▶ _ROWS_
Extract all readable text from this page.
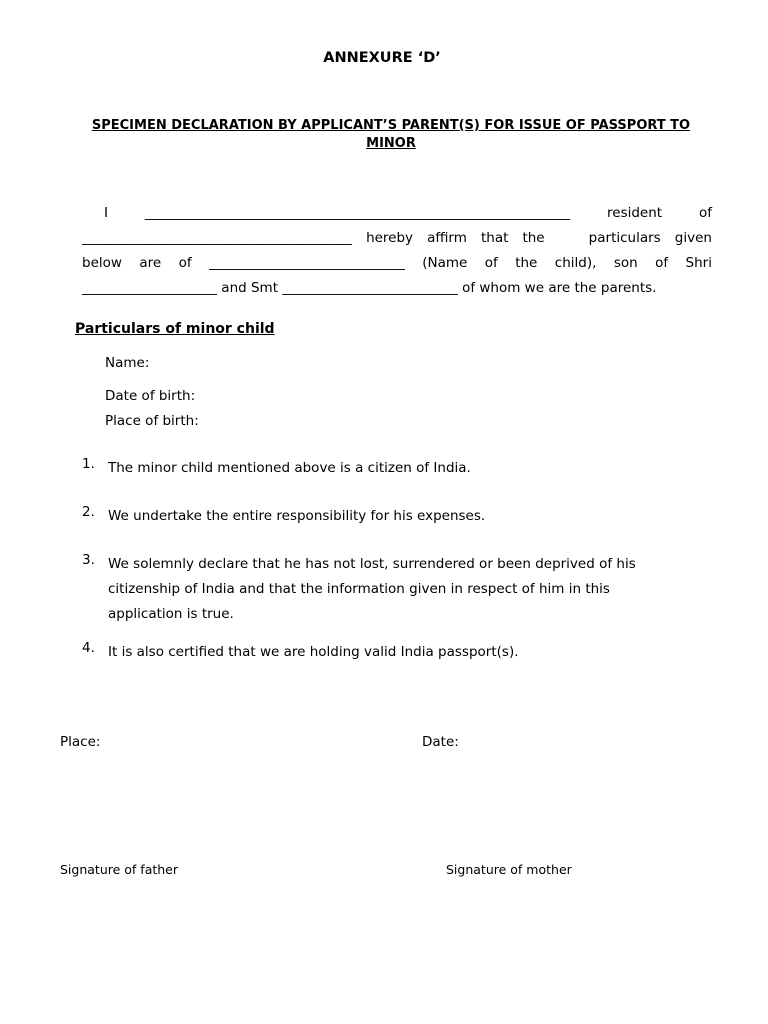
ANNEXURE ‘D’
SPECIMEN DECLARATION BY APPLICANT’S PARENT(S) FOR ISSUE OF PASSPORT TO MINOR
I	_______________________________________________________________	resident	of
________________________________________ hereby affirm that the	particulars given
below are of _____________________________ (Name of the child), son of Shri
____________________ and Smt __________________________ of whom we are the parents.
Particulars of minor child
Name:
Date of birth:
Place of birth:
1. The minor child mentioned above is a citizen of India.
2. We undertake the entire responsibility for his expenses.
3. We solemnly declare that he has not lost, surrendered or been deprived of his citizenship of India and that the information given in respect of him in this application is true.
4. It is also certified that we are holding valid India passport(s).
Place:	Date:
Signature of father	Signature of mother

▶ _INSTRUCTIONS TO FOLLOW_
Write the material out again exactly as it appears, dropping the pictures.

▶ _SOLUTION TO THE EXERCISE_
Extract all readable text from this page.
ANNEXURE ‘D’
SPECIMEN DECLARATION BY APPLICANT’S PARENT(S) FOR ISSUE OF PASSPORT TO MINOR
I	_______________________________________________________________	resident	of
________________________________________ hereby affirm that the	particulars given
below are of _____________________________ (Name of the child), son of Shri
____________________ and Smt __________________________ of whom we are the parents.
Particulars of minor child
Name:
Date of birth:
Place of birth:
1. The minor child mentioned above is a citizen of India.
2. We undertake the entire responsibility for his expenses.
3. We solemnly declare that he has not lost, surrendered or been deprived of his citizenship of India and that the information given in respect of him in this application is true.
4. It is also certified that we are holding valid India passport(s).
Place:	Date:
Signature of father	Signature of mother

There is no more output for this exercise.